## Material to process:
▽
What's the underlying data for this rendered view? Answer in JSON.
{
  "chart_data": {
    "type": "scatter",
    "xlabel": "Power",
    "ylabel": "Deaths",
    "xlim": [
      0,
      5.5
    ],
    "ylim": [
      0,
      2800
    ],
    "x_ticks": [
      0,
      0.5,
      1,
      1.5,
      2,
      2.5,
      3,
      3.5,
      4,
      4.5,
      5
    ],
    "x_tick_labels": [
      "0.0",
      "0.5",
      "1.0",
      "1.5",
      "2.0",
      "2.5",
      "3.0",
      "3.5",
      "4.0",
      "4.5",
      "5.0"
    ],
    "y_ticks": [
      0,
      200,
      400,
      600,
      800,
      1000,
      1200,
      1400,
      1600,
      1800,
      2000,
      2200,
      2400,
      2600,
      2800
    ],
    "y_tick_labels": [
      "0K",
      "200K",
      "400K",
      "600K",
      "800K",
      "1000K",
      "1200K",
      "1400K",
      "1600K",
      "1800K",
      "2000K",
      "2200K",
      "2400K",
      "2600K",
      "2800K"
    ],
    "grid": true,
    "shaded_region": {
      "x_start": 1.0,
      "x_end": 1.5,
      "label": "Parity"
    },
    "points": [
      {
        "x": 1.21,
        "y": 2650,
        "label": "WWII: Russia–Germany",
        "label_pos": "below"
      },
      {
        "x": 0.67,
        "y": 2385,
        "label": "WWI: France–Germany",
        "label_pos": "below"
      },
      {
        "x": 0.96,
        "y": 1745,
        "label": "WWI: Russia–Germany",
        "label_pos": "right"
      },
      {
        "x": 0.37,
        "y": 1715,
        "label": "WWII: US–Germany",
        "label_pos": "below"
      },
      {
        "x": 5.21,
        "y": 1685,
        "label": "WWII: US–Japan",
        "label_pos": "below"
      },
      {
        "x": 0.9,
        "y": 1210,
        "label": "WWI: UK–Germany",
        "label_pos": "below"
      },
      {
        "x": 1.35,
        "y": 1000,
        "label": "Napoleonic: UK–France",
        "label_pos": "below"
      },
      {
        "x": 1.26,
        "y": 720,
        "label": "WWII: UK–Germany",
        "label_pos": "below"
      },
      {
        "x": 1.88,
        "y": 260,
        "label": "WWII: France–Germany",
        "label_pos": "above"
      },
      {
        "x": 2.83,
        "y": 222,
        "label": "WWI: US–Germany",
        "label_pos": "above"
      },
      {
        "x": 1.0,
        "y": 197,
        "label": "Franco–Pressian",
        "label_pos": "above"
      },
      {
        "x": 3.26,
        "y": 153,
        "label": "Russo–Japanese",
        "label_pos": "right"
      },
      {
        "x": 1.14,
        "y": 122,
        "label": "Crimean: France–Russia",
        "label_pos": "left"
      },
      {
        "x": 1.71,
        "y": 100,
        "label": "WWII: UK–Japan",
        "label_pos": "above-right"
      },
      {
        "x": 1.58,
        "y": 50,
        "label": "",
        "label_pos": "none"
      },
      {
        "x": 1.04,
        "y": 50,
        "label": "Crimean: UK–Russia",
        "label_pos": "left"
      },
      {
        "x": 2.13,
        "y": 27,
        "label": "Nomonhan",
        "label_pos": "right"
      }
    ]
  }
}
△
## Directions for this task:
State the count of lines in the data holding the word "Crimean", adding nothing to it.

## Correct answer:
2